__Goal__: Across the listing below, count the lines that mention the string "Poner". Reply with the figure only.

__Data shown__:
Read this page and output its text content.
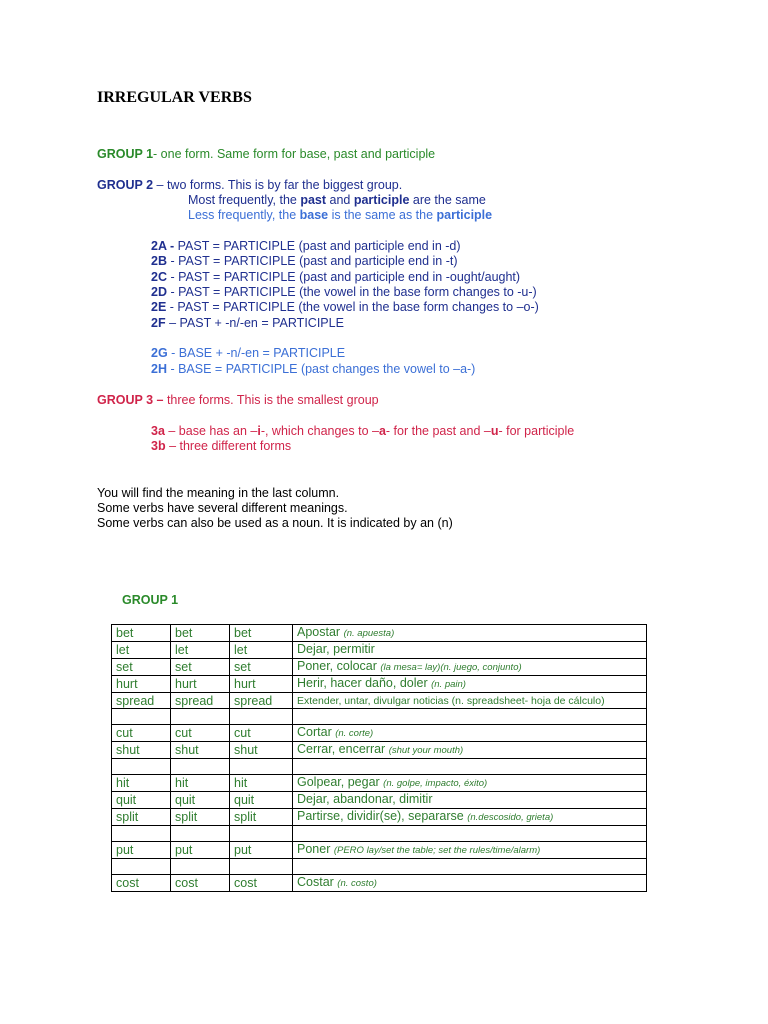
IRREGULAR VERBS
GROUP 1- one form. Same form for base, past and participle
GROUP 2 – two forms. This is by far the biggest group.
Most frequently, the past and participle are the same
Less frequently, the base is the same as the participle
2A - PAST = PARTICIPLE (past and participle end in -d)
2B - PAST = PARTICIPLE (past and participle end in -t)
2C - PAST = PARTICIPLE (past and participle end in -ought/aught)
2D - PAST = PARTICIPLE (the vowel in the base form changes to -u-)
2E - PAST = PARTICIPLE (the vowel in the base form changes to –o-)
2F – PAST + -n/-en = PARTICIPLE
2G - BASE + -n/-en = PARTICIPLE
2H - BASE = PARTICIPLE (past changes the vowel to –a-)
GROUP 3 – three forms. This is the smallest group
3a – base has an –i-, which changes to –a- for the past and –u- for participle
3b – three different forms
You will find the meaning in the last column.
Some verbs have several different meanings.
Some verbs can also be used as a noun. It is indicated by an (n)
GROUP 1
bet	bet	bet	Apostar (n. apuesta)
let	let	let	Dejar, permitir
set	set	set	Poner, colocar (la mesa= lay)(n. juego, conjunto)
hurt	hurt	hurt	Herir, hacer daño, doler (n. pain)
spread	spread	spread	Extender, untar, divulgar noticias (n. spreadsheet- hoja de cálculo)

cut	cut	cut	Cortar (n. corte)
shut	shut	shut	Cerrar, encerrar (shut your mouth)

hit	hit	hit	Golpear, pegar (n. golpe, impacto, éxito)
quit	quit	quit	Dejar, abandonar, dimitir
split	split	split	Partirse, dividir(se), separarse (n.descosido, grieta)

put	put	put	Poner (PERO lay/set the table; set the rules/time/alarm)

cost	cost	cost	Costar (n. costo)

__Response to this task__: 2